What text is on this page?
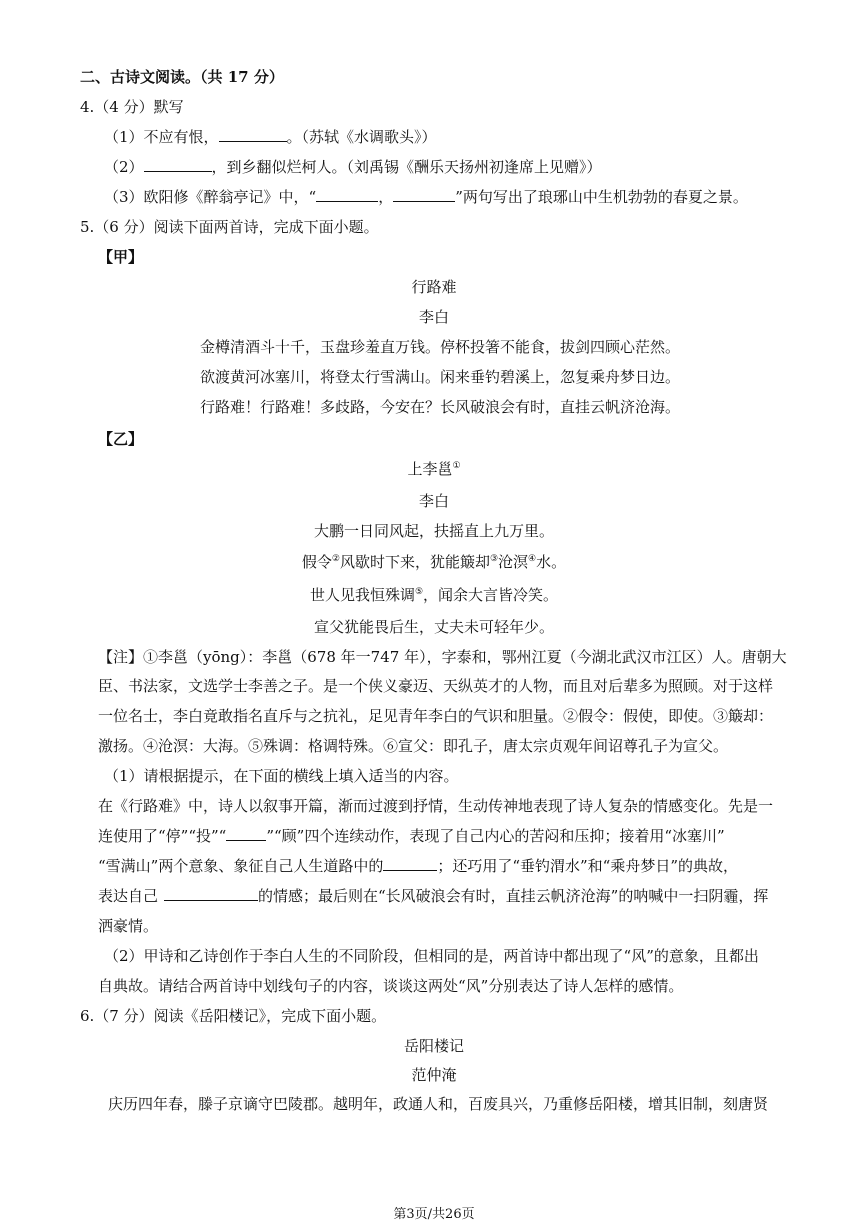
二、古诗文阅读。（共 17 分）
4.（4 分）默写
（1）不应有恨，	。（苏轼《水调歌头》）
（2）	，到乡翻似烂柯人。（刘禹锡《酬乐天扬州初逢席上见赠》）
（3）欧阳修《醉翁亭记》中，“	，	”两句写出了琅琊山中生机勃勃的春夏之景。
5.（6 分）阅读下面两首诗，完成下面小题。
【甲】
行路难
李白
金樽清酒斗十千，玉盘珍羞直万钱。停杯投箸不能食，拔剑四顾心茫然。
欲渡黄河冰塞川，将登太行雪满山。闲来垂钓碧溪上，忽复乘舟梦日边。
行路难！行路难！多歧路，今安在？长风破浪会有时，直挂云帆济沧海。
【乙】
上李邕①
李白
大鹏一日同风起，扶摇直上九万里。
假令②风歇时下来，犹能簸却③沧溟④水。
世人见我恒殊调⑤，闻余大言皆冷笑。
宣父犹能畏后生，丈夫未可轻年少。
【注】①李邕（yōng）：李邕（678 年一747 年），字泰和，鄂州江夏（今湖北武汉市江区）人。唐朝大
臣、书法家，文选学士李善之子。是一个侠义豪迈、天纵英才的人物，而且对后辈多为照顾。对于这样
一位名士，李白竟敢指名直斥与之抗礼，足见青年李白的气识和胆量。②假令：假使，即使。③簸却：
激扬。④沧溟：大海。⑤殊调：格调特殊。⑥宣父：即孔子，唐太宗贞观年间诏尊孔子为宣父。
（1）请根据提示，在下面的横线上填入适当的内容。
在《行路难》中，诗人以叙事开篇，渐而过渡到抒情，生动传神地表现了诗人复杂的情感变化。先是一
连使用了“停”“投”“	”“顾”四个连续动作，表现了自己内心的苦闷和压抑；接着用“冰塞川”
“雪满山”两个意象、象征自己人生道路中的	；还巧用了“垂钓渭水”和“乘舟梦日”的典故，
表达自己	的情感；最后则在“长风破浪会有时，直挂云帆济沧海”的呐喊中一扫阴霾，挥
洒豪情。
（2）甲诗和乙诗创作于李白人生的不同阶段，但相同的是，两首诗中都出现了“风”的意象，且都出
自典故。请结合两首诗中划线句子的内容，谈谈这两处“风”分别表达了诗人怎样的感情。
6.（7 分）阅读《岳阳楼记》，完成下面小题。
岳阳楼记
范仲淹
庆历四年春，滕子京谪守巴陵郡。越明年，政通人和，百废具兴，乃重修岳阳楼，增其旧制，刻唐贤
第3页/共26页
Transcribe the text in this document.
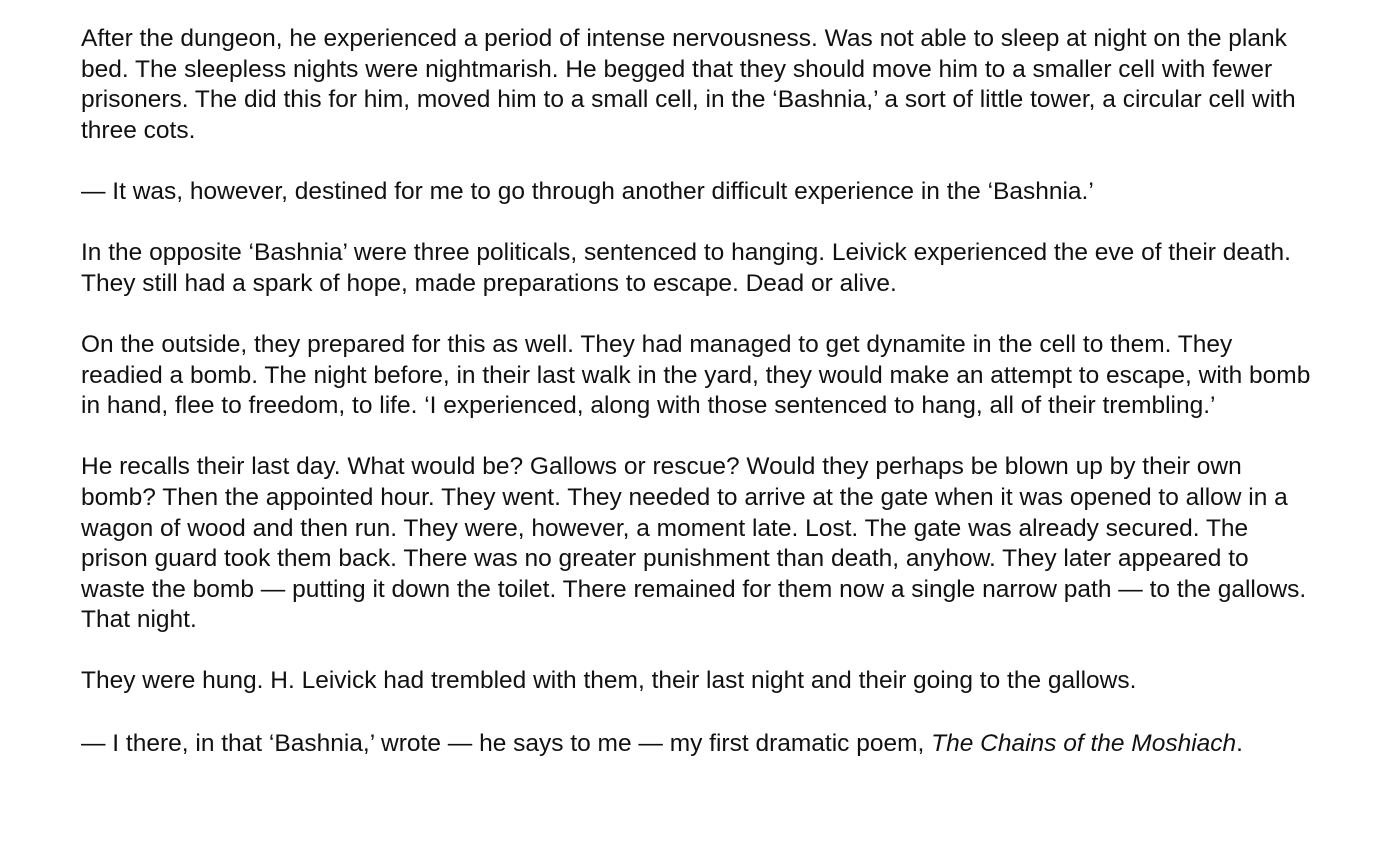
After the dungeon, he experienced a period of intense nervousness. Was not able to sleep at night on the plank bed. The sleepless nights were nightmarish. He begged that they should move him to a smaller cell with fewer prisoners. The did this for him, moved him to a small cell, in the ‘Bashnia,’ a sort of little tower, a circular cell with three cots.

— It was, however, destined for me to go through another difficult experience in the ‘Bashnia.’

In the opposite ‘Bashnia’ were three politicals, sentenced to hanging. Leivick experienced the eve of their death. They still had a spark of hope, made preparations to escape. Dead or alive.

On the outside, they prepared for this as well. They had managed to get dynamite in the cell to them. They readied a bomb. The night before, in their last walk in the yard, they would make an attempt to escape, with bomb in hand, flee to freedom, to life. ‘I experienced, along with those sentenced to hang, all of their trembling.’

He recalls their last day. What would be? Gallows or rescue? Would they perhaps be blown up by their own bomb? Then the appointed hour. They went. They needed to arrive at the gate when it was opened to allow in a wagon of wood and then run. They were, however, a moment late. Lost. The gate was already secured. The prison guard took them back. There was no greater punishment than death, anyhow. They later appeared to waste the bomb — putting it down the toilet. There remained for them now a single narrow path — to the gallows. That night.

They were hung. H. Leivick had trembled with them, their last night and their going to the gallows.

— I there, in that ‘Bashnia,’ wrote — he says to me — my first dramatic poem, The Chains of the Moshiach.
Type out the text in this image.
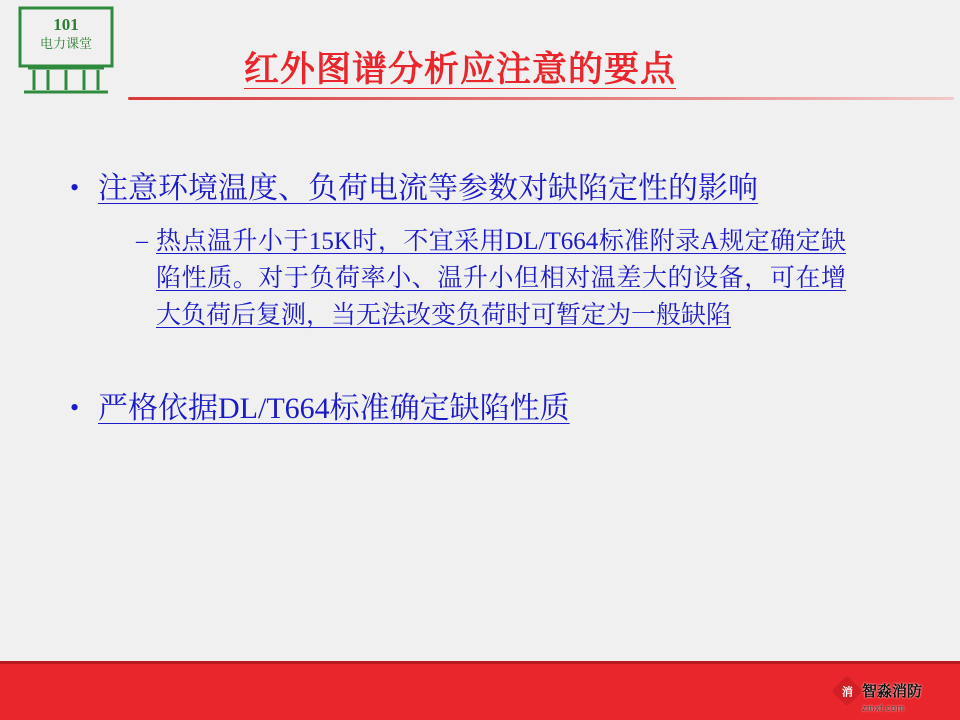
101
电力课堂
红外图谱分析应注意的要点
• 注意环境温度、负荷电流等参数对缺陷定性的影响
– 热点温升小于15K时，不宜采用DL/T664标准附录A规定确定缺陷性质。对于负荷率小、温升小但相对温差大的设备，可在增大负荷后复测，当无法改变负荷时可暂定为一般缺陷
• 严格依据DL/T664标准确定缺陷性质
消 智淼消防
zmxf.com
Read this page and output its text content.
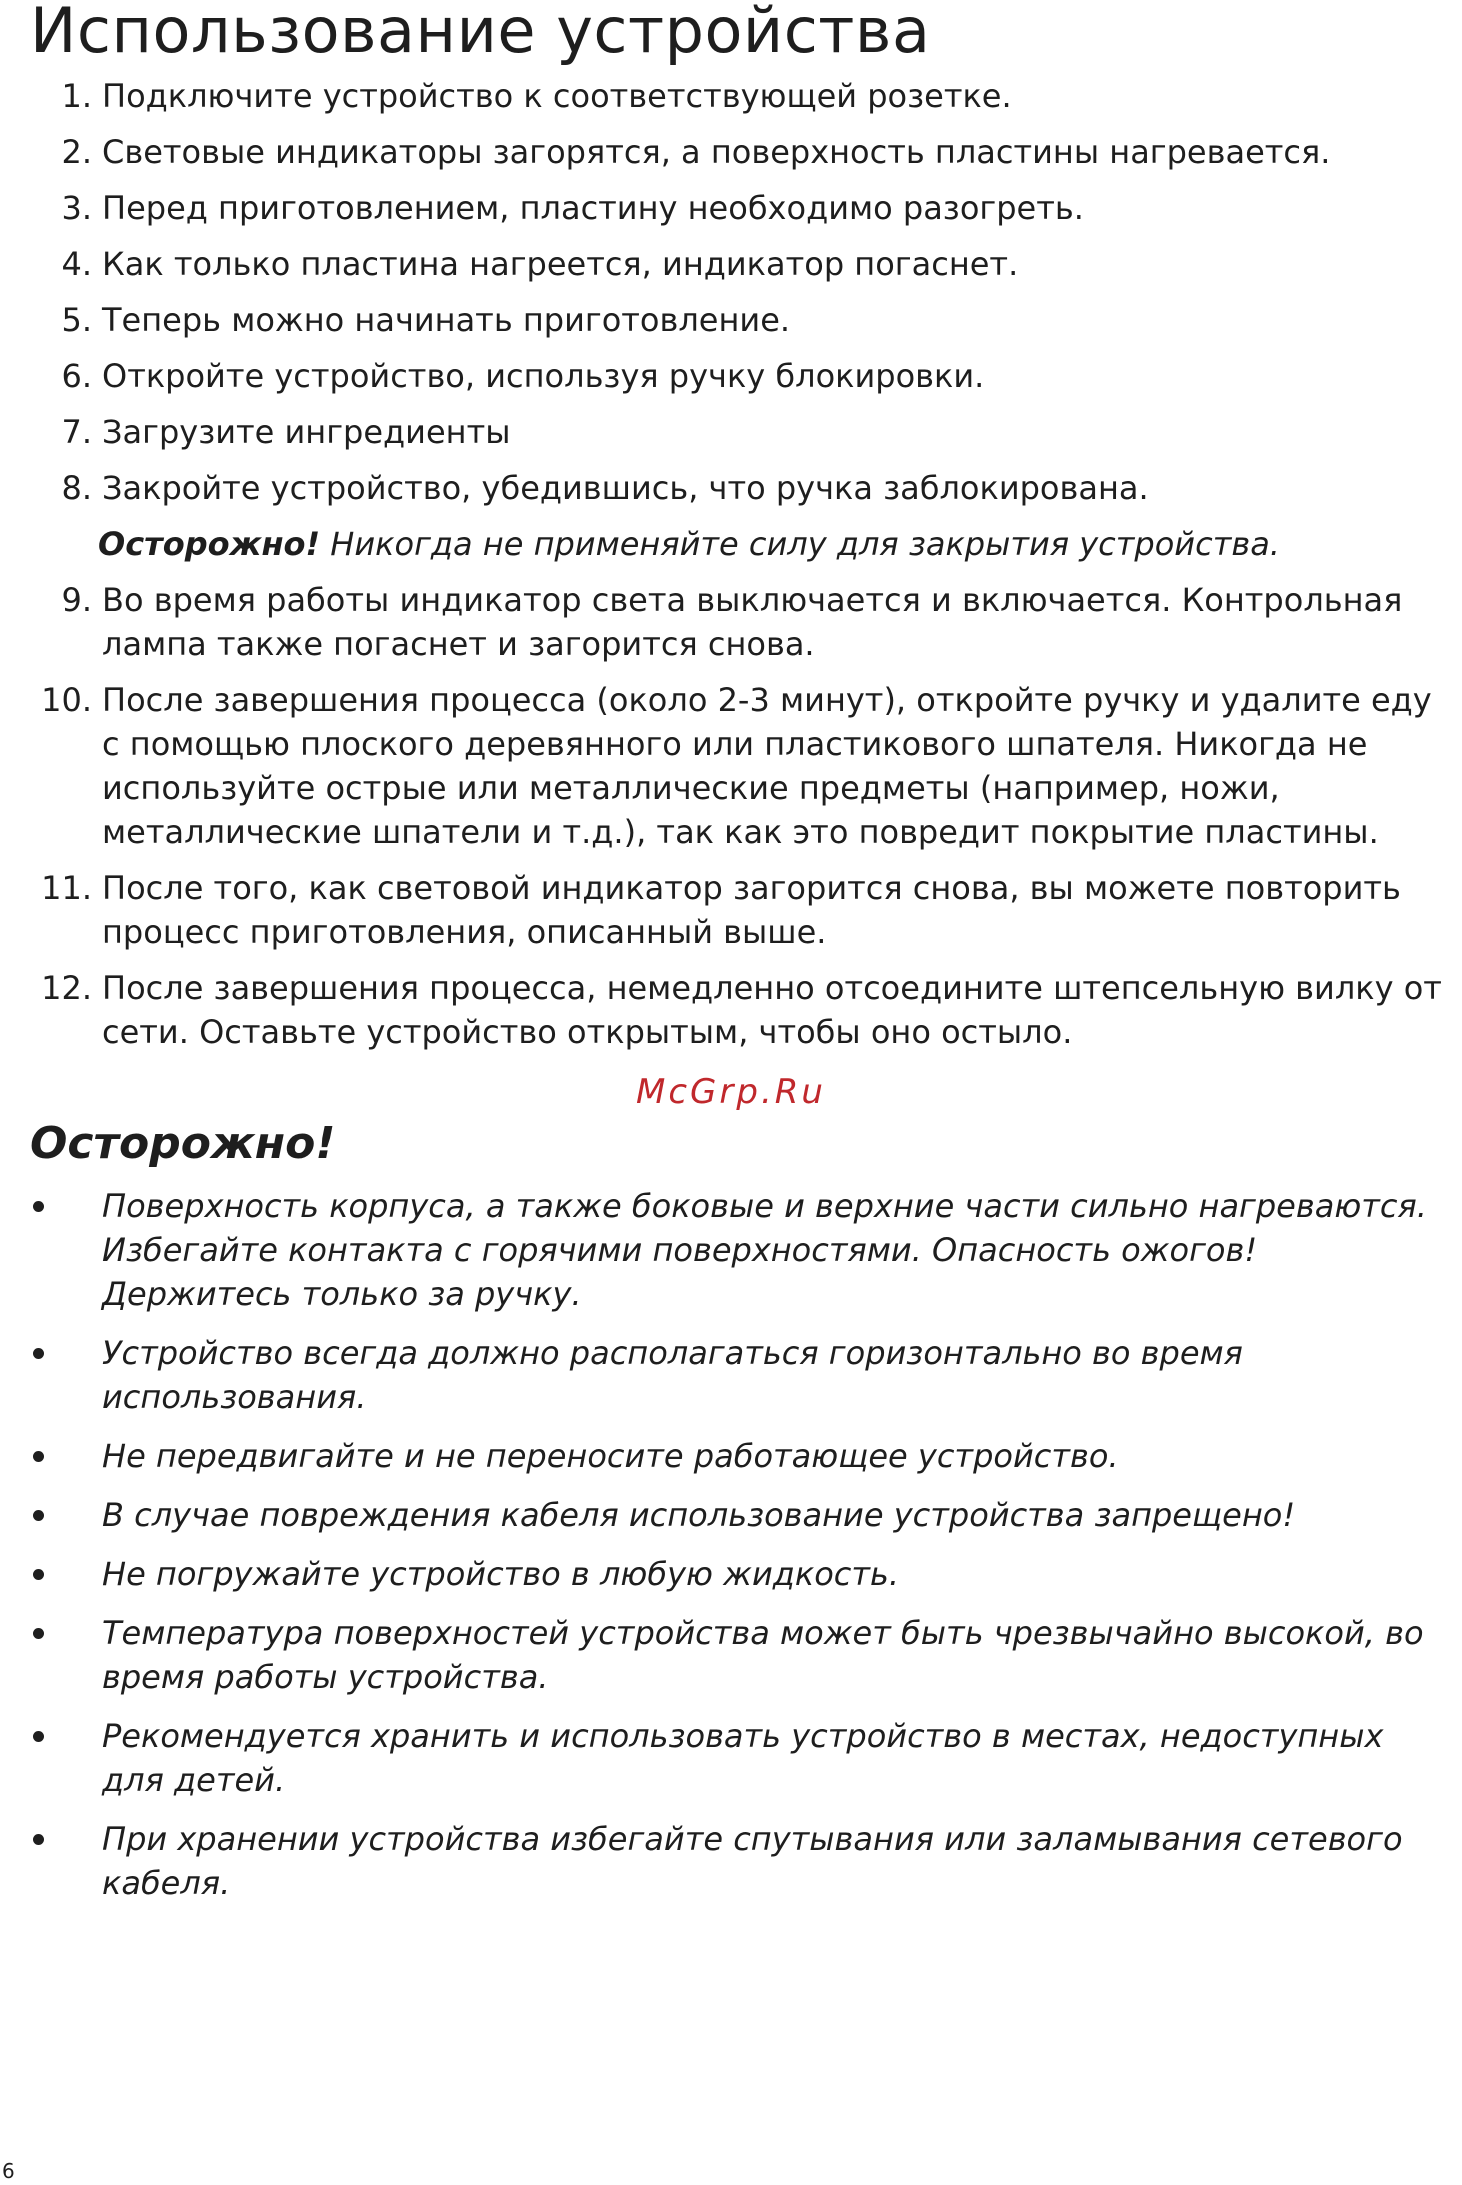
Использование устройства
1. Подключите устройство к соответствующей розетке.
2. Световые индикаторы загорятся, а поверхность пластины нагревается.
3. Перед приготовлением, пластину необходимо разогреть.
4. Как только пластина нагреется, индикатор погаснет.
5. Теперь можно начинать приготовление.
6. Откройте устройство, используя ручку блокировки.
7. Загрузите ингредиенты
8. Закройте устройство, убедившись, что ручка заблокирована.
Осторожно! Никогда не применяйте силу для закрытия устройства.
9. Во время работы индикатор света выключается и включается. Контрольная лампа также погаснет и загорится снова.
10. После завершения процесса (около 2-3 минут), откройте ручку и удалите еду с помощью плоского деревянного или пластикового шпателя. Никогда не используйте острые или металлические предметы (например, ножи, металлические шпатели и т.д.), так как это повредит покрытие пластины.
11. После того, как световой индикатор загорится снова, вы можете повторить процесс приготовления, описанный выше.
12. После завершения процесса, немедленно отсоедините штепсельную вилку от сети. Оставьте устройство открытым, чтобы оно остыло.
McGrp.Ru
Осторожно!
Поверхность корпуса, а также боковые и верхние части сильно нагреваются. Избегайте контакта с горячими поверхностями. Опасность ожогов! Держитесь только за ручку.
Устройство всегда должно располагаться горизонтально во время использования.
Не передвигайте и не переносите работающее устройство.
В случае повреждения кабеля использование устройства запрещено!
Не погружайте устройство в любую жидкость.
Температура поверхностей устройства может быть чрезвычайно высокой, во время работы устройства.
Рекомендуется хранить и использовать устройство в местах, недоступных для детей.
При хранении устройства избегайте спутывания или заламывания сетевого кабеля.
6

- [Written instruction]: Go through the material above and copy each line that has the word "Leivick".

- [Exercise solution]:
In the opposite ‘Bashnia’ were three politicals, sentenced to hanging. Leivick experienced the eve of their death. They still had a spark of hope, made preparations to escape. Dead or alive.
They were hung. H. Leivick had trembled with them, their last night and their going to the gallows.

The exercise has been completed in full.